__Objective__.
Copy every line of the records below word for word, leaving out the pictures.

## start Input for this task

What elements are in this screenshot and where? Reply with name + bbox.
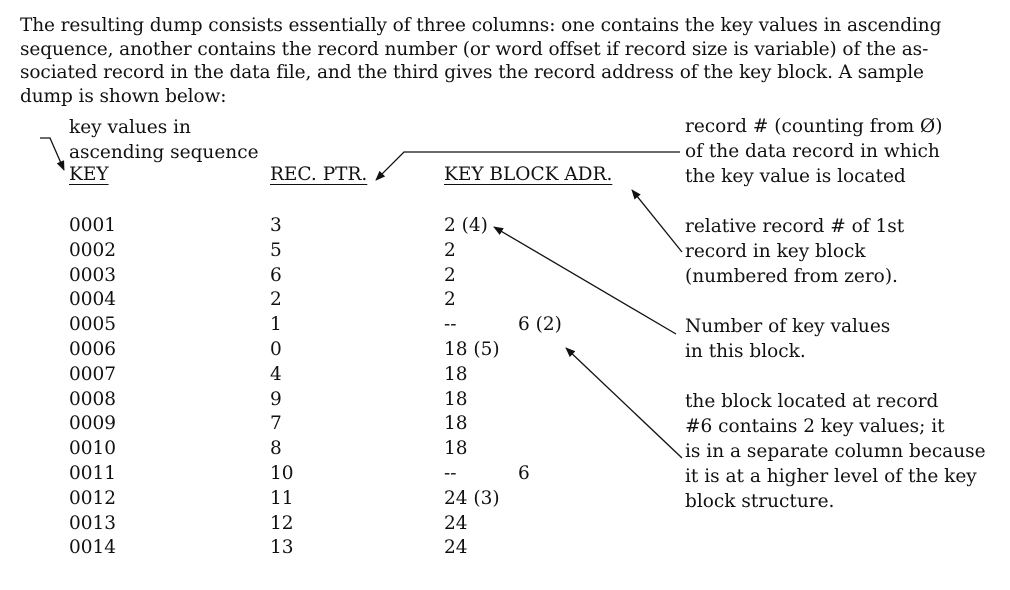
table-cell: 0002	[69, 239, 117, 261]
table-cell: 4	[270, 363, 282, 385]
arrow-number-of-keys	[494, 227, 676, 334]
note-line: the block located at record	[685, 391, 939, 412]
table-cell: 24	[444, 537, 468, 559]
table-cell: 2	[270, 289, 282, 311]
table-cell: 18 (5)	[444, 338, 500, 360]
table-cell: 6	[518, 462, 530, 484]
table-cell: 1	[270, 314, 282, 336]
table-cell: 10	[270, 462, 294, 484]
table-cell: 0011	[69, 462, 117, 484]
table-cell: 2	[444, 289, 456, 311]
table-cell: 12	[270, 512, 294, 534]
table-cell: 6	[270, 264, 282, 286]
intro-line: sequence, another contains the record number (or word offset if record size is variable) of the as-	[20, 38, 929, 60]
note-line: relative record # of 1st	[685, 216, 905, 237]
table-cell: 0009	[69, 413, 117, 435]
arrow-relative-record	[632, 190, 682, 252]
table-cell: 2 (4)	[444, 215, 488, 236]
table-cell: 6 (2)	[518, 314, 562, 336]
table-cell: 18	[444, 388, 468, 410]
table-cell: --	[444, 462, 457, 484]
note-line: (numbered from zero).	[685, 266, 898, 287]
table-cell: 0006	[69, 338, 117, 360]
note-line: Number of key values	[685, 316, 891, 337]
table-cell: 11	[270, 487, 294, 509]
note-line: ascending sequence	[69, 142, 259, 163]
table-cell: 0005	[69, 314, 117, 336]
table-cell: 0008	[69, 388, 117, 410]
table-cell: 0014	[69, 537, 117, 559]
header-key: KEY	[69, 164, 109, 185]
table-cell: 0012	[69, 487, 117, 509]
note-line: of the data record in which	[685, 141, 940, 162]
table-cell: 18	[444, 363, 468, 385]
note-line: the key value is located	[685, 166, 906, 187]
note-line: key values in	[69, 117, 191, 138]
table-cell: 0007	[69, 363, 117, 385]
table-cell: 18	[444, 438, 468, 460]
note-line: it is at a higher level of the key	[685, 466, 977, 487]
table-cell: 2	[444, 239, 456, 261]
table-cell: 5	[270, 239, 282, 261]
table-cell: 18	[444, 413, 468, 435]
header-rec-ptr: REC. PTR.	[270, 164, 368, 185]
note-line: is in a separate column because	[685, 441, 986, 462]
intro-line: sociated record in the data file, and the third gives the record address of the key block. A sample	[20, 62, 924, 83]
note-line: #6 contains 2 key values; it	[685, 416, 945, 437]
table-cell: 24	[444, 512, 468, 534]
header-key-block-adr: KEY BLOCK ADR.	[444, 164, 613, 185]
table-cell: 0004	[69, 289, 117, 311]
table-cell: 24 (3)	[444, 487, 500, 509]
table-cell: 0010	[69, 438, 117, 460]
table-cell: 8	[270, 438, 282, 460]
table-cell: --	[444, 314, 457, 336]
table-cell: 0001	[69, 215, 117, 236]
intro-line: The resulting dump consists essentially of three columns: one contains the key values in ascending	[20, 15, 942, 36]
table-cell: 0	[270, 338, 282, 360]
arrow-block-located	[566, 348, 682, 458]
intro-line: dump is shown below:	[20, 85, 227, 107]
note-line: record in key block	[685, 241, 866, 262]
table-cell: 0013	[69, 512, 117, 534]
note-line: in this block.	[685, 341, 806, 362]
table-cell: 13	[270, 537, 294, 559]
table-cell: 9	[270, 388, 282, 410]
note-line: block structure.	[685, 491, 835, 512]
arrow-record-number	[376, 152, 680, 180]
table-cell: 3	[270, 215, 282, 236]
table-cell: 0003	[69, 264, 117, 286]
table-cell: 7	[270, 413, 282, 435]
note-line: record # (counting from Ø)	[685, 116, 943, 137]
table-cell: 2	[444, 264, 456, 286]
arrow-key-values	[40, 138, 64, 170]
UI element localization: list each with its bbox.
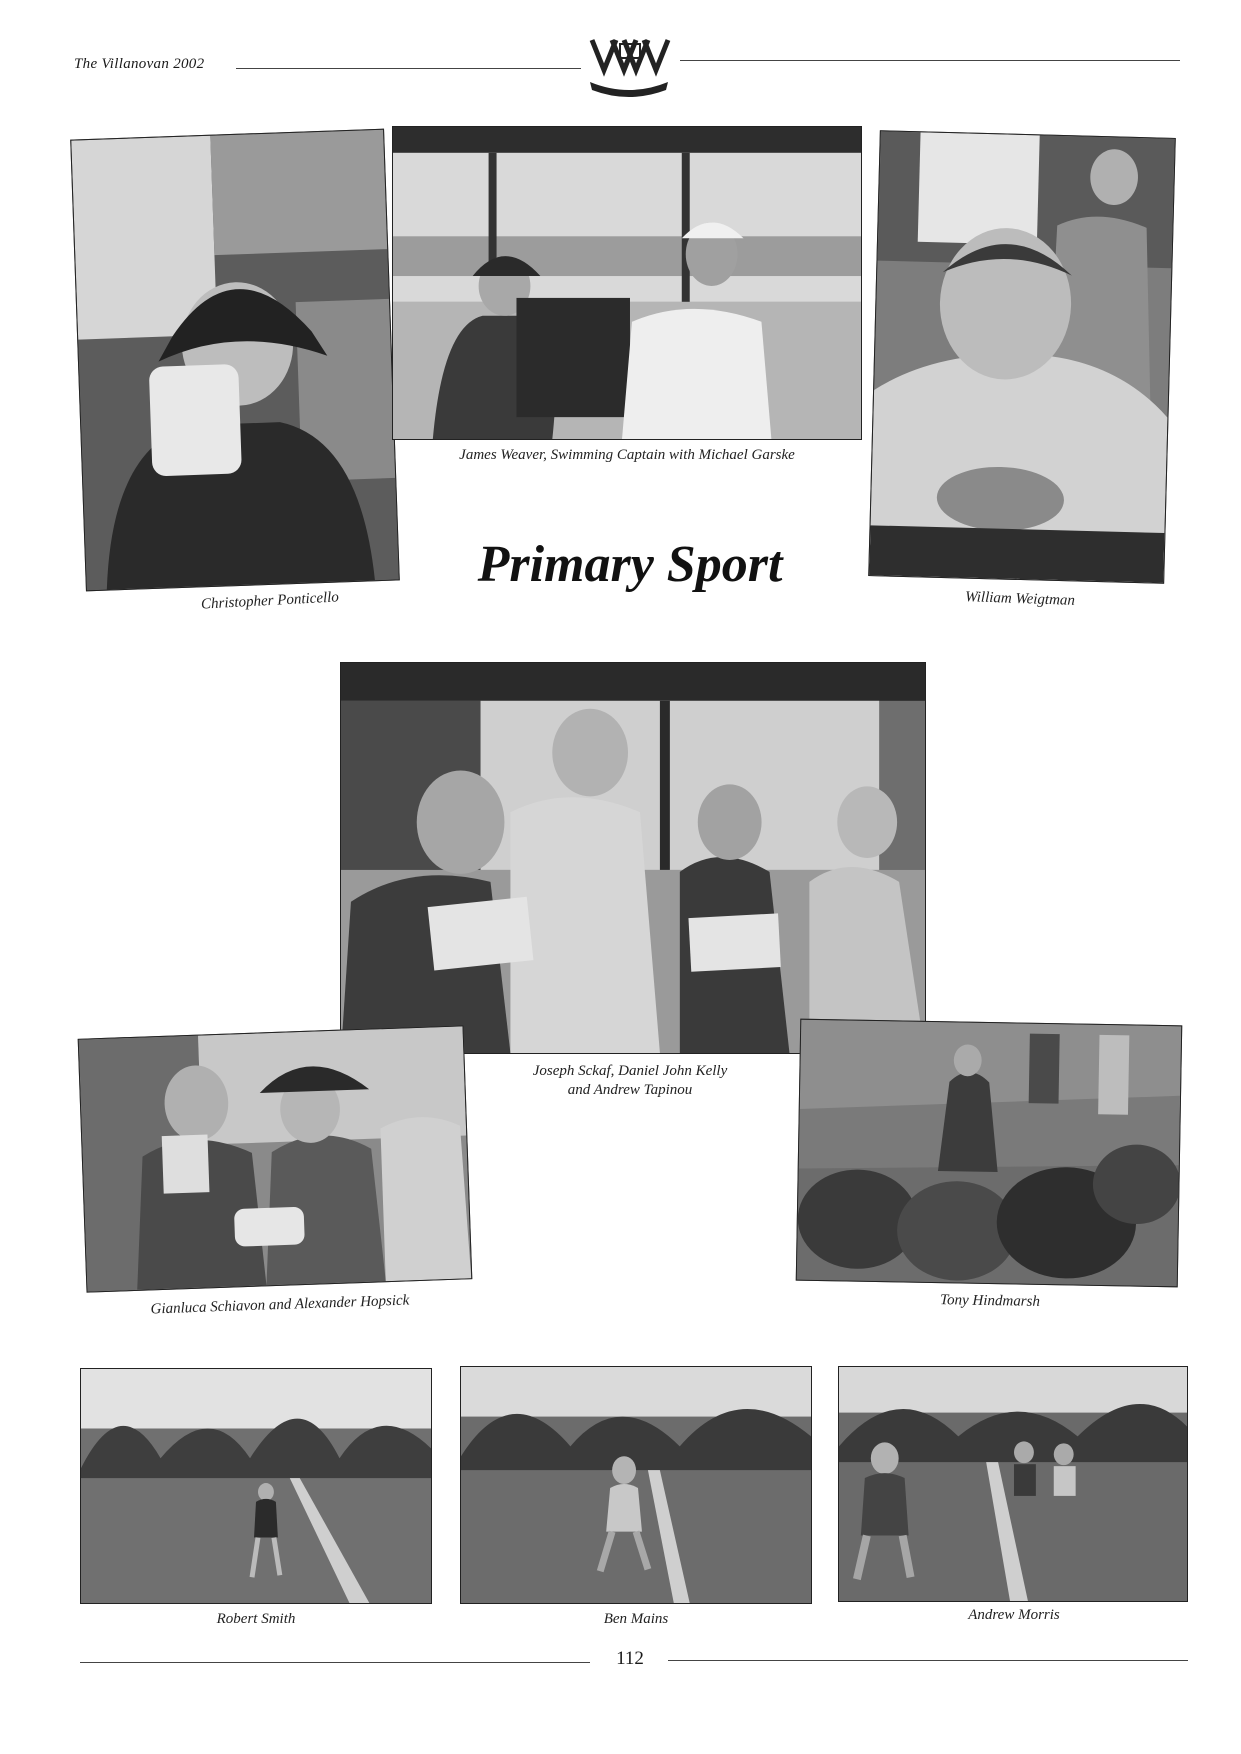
- caption-william: William Weigtman: [964, 589, 1076, 609]
- header-rule-right: [680, 60, 1180, 61]
- caption-tony: Tony Hindmarsh: [939, 1292, 1041, 1310]
- caption-andrew: Andrew Morris: [968, 1607, 1060, 1623]
- caption-christopher: Christopher Ponticello: [200, 589, 340, 613]
- caption-joseph-line2: and Andrew Tapinou: [567, 1082, 693, 1098]
- school-crest-logo: [586, 36, 672, 98]
- page-number: 112: [616, 1648, 644, 1669]
- photo-reward-voucher-winners: [340, 662, 926, 1054]
- publication-title: The Villanovan 2002: [74, 56, 205, 72]
- photo-james-weaver: [392, 126, 862, 440]
- page-title: Primary Sport: [477, 536, 783, 593]
- photo-ben-mains: [460, 1366, 812, 1604]
- photo-robert-smith: [80, 1368, 432, 1604]
- caption-ben: Ben Mains: [603, 1611, 669, 1627]
- header-rule-left: [236, 68, 581, 69]
- photo-tony-hindmarsh: [796, 1019, 1183, 1288]
- caption-joseph-line1: Joseph Sckaf, Daniel John Kelly: [532, 1063, 728, 1079]
- photo-christopher-ponticello: [70, 129, 400, 592]
- caption-gianluca: Gianluca Schiavon and Alexander Hopsick: [150, 1292, 410, 1318]
- caption-robert: Robert Smith: [216, 1611, 296, 1627]
- photo-william-weigtman: [868, 130, 1176, 584]
- footer-rule-left: [80, 1662, 590, 1663]
- footer-rule-right: [668, 1660, 1188, 1661]
- photo-andrew-morris: [838, 1366, 1188, 1602]
- photo-gianluca-and-alexander: [78, 1025, 473, 1292]
- caption-james: James Weaver, Swimming Captain with Michael Garske: [459, 447, 795, 463]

## end Input for this task

__Response below__.
What elements are in this screenshot and where? Reply with name + bbox.
table-cell: 0002	[69, 239, 117, 261]
table-cell: 4	[270, 363, 282, 385]
arrow-number-of-keys	[494, 227, 676, 334]
note-line: the block located at record	[685, 391, 939, 412]
table-cell: 24	[444, 537, 468, 559]
table-cell: 2	[270, 289, 282, 311]
table-cell: 18 (5)	[444, 338, 500, 360]
table-cell: 6	[518, 462, 530, 484]
table-cell: 1	[270, 314, 282, 336]
table-cell: 10	[270, 462, 294, 484]
table-cell: 0011	[69, 462, 117, 484]
table-cell: 2	[444, 289, 456, 311]
table-cell: 12	[270, 512, 294, 534]
table-cell: 6	[270, 264, 282, 286]
intro-line: sequence, another contains the record number (or word offset if record size is variable) of the as-	[20, 38, 929, 60]
note-line: relative record # of 1st	[685, 216, 905, 237]
table-cell: 0009	[69, 413, 117, 435]
arrow-relative-record	[632, 190, 682, 252]
table-cell: 2 (4)	[444, 215, 488, 236]
table-cell: 6 (2)	[518, 314, 562, 336]
table-cell: 18	[444, 388, 468, 410]
table-cell: --	[444, 462, 457, 484]
note-line: (numbered from zero).	[685, 266, 898, 287]
table-cell: 0006	[69, 338, 117, 360]
note-line: Number of key values	[685, 316, 891, 337]
table-cell: 11	[270, 487, 294, 509]
note-line: ascending sequence	[69, 142, 259, 163]
table-cell: 0005	[69, 314, 117, 336]
table-cell: 0008	[69, 388, 117, 410]
table-cell: 0014	[69, 537, 117, 559]
header-key: KEY	[69, 164, 109, 185]
table-cell: 0012	[69, 487, 117, 509]
note-line: of the data record in which	[685, 141, 940, 162]
table-cell: 18	[444, 363, 468, 385]
note-line: the key value is located	[685, 166, 906, 187]
note-line: key values in	[69, 117, 191, 138]
table-cell: 0007	[69, 363, 117, 385]
table-cell: 18	[444, 438, 468, 460]
note-line: it is at a higher level of the key	[685, 466, 977, 487]
table-cell: 2	[444, 239, 456, 261]
table-cell: 5	[270, 239, 282, 261]
table-cell: 18	[444, 413, 468, 435]
header-rec-ptr: REC. PTR.	[270, 164, 368, 185]
note-line: is in a separate column because	[685, 441, 986, 462]
intro-line: sociated record in the data file, and the third gives the record address of the key block. A sample	[20, 62, 924, 83]
note-line: #6 contains 2 key values; it	[685, 416, 945, 437]
table-cell: 24	[444, 512, 468, 534]
header-key-block-adr: KEY BLOCK ADR.	[444, 164, 613, 185]
table-cell: 0004	[69, 289, 117, 311]
table-cell: 24 (3)	[444, 487, 500, 509]
table-cell: 0010	[69, 438, 117, 460]
table-cell: 8	[270, 438, 282, 460]
table-cell: --	[444, 314, 457, 336]
table-cell: 0001	[69, 215, 117, 236]
intro-line: The resulting dump consists essentially of three columns: one contains the key values in ascending	[20, 15, 942, 36]
table-cell: 0	[270, 338, 282, 360]
arrow-block-located	[566, 348, 682, 458]
intro-line: dump is shown below:	[20, 85, 227, 107]
note-line: record in key block	[685, 241, 866, 262]
table-cell: 0013	[69, 512, 117, 534]
note-line: in this block.	[685, 341, 806, 362]
table-cell: 13	[270, 537, 294, 559]
table-cell: 9	[270, 388, 282, 410]
note-line: block structure.	[685, 491, 835, 512]
arrow-record-number	[376, 152, 680, 180]
table-cell: 3	[270, 215, 282, 236]
table-cell: 0003	[69, 264, 117, 286]
table-cell: 7	[270, 413, 282, 435]
note-line: record # (counting from Ø)	[685, 116, 943, 137]
table-cell: 2	[444, 264, 456, 286]
arrow-key-values	[40, 138, 64, 170]
UI element localization: list each with its bbox.
- caption-william: William Weigtman: [964, 589, 1076, 609]
- header-rule-right: [680, 60, 1180, 61]
- caption-tony: Tony Hindmarsh: [939, 1292, 1041, 1310]
- caption-andrew: Andrew Morris: [968, 1607, 1060, 1623]
- caption-christopher: Christopher Ponticello: [200, 589, 340, 613]
- caption-joseph-line2: and Andrew Tapinou: [567, 1082, 693, 1098]
- school-crest-logo: [586, 36, 672, 98]
- page-number: 112: [616, 1648, 644, 1669]
- photo-reward-voucher-winners: [340, 662, 926, 1054]
- publication-title: The Villanovan 2002: [74, 56, 205, 72]
- photo-james-weaver: [392, 126, 862, 440]
- page-title: Primary Sport: [477, 536, 783, 593]
- photo-ben-mains: [460, 1366, 812, 1604]
- photo-robert-smith: [80, 1368, 432, 1604]
- caption-ben: Ben Mains: [603, 1611, 669, 1627]
- header-rule-left: [236, 68, 581, 69]
- photo-tony-hindmarsh: [796, 1019, 1183, 1288]
- caption-joseph-line1: Joseph Sckaf, Daniel John Kelly: [532, 1063, 728, 1079]
- photo-christopher-ponticello: [70, 129, 400, 592]
- caption-gianluca: Gianluca Schiavon and Alexander Hopsick: [150, 1292, 410, 1318]
- caption-robert: Robert Smith: [216, 1611, 296, 1627]
- photo-william-weigtman: [868, 130, 1176, 584]
- footer-rule-left: [80, 1662, 590, 1663]
- footer-rule-right: [668, 1660, 1188, 1661]
- photo-andrew-morris: [838, 1366, 1188, 1602]
- photo-gianluca-and-alexander: [78, 1025, 473, 1292]
- caption-james: James Weaver, Swimming Captain with Michael Garske: [459, 447, 795, 463]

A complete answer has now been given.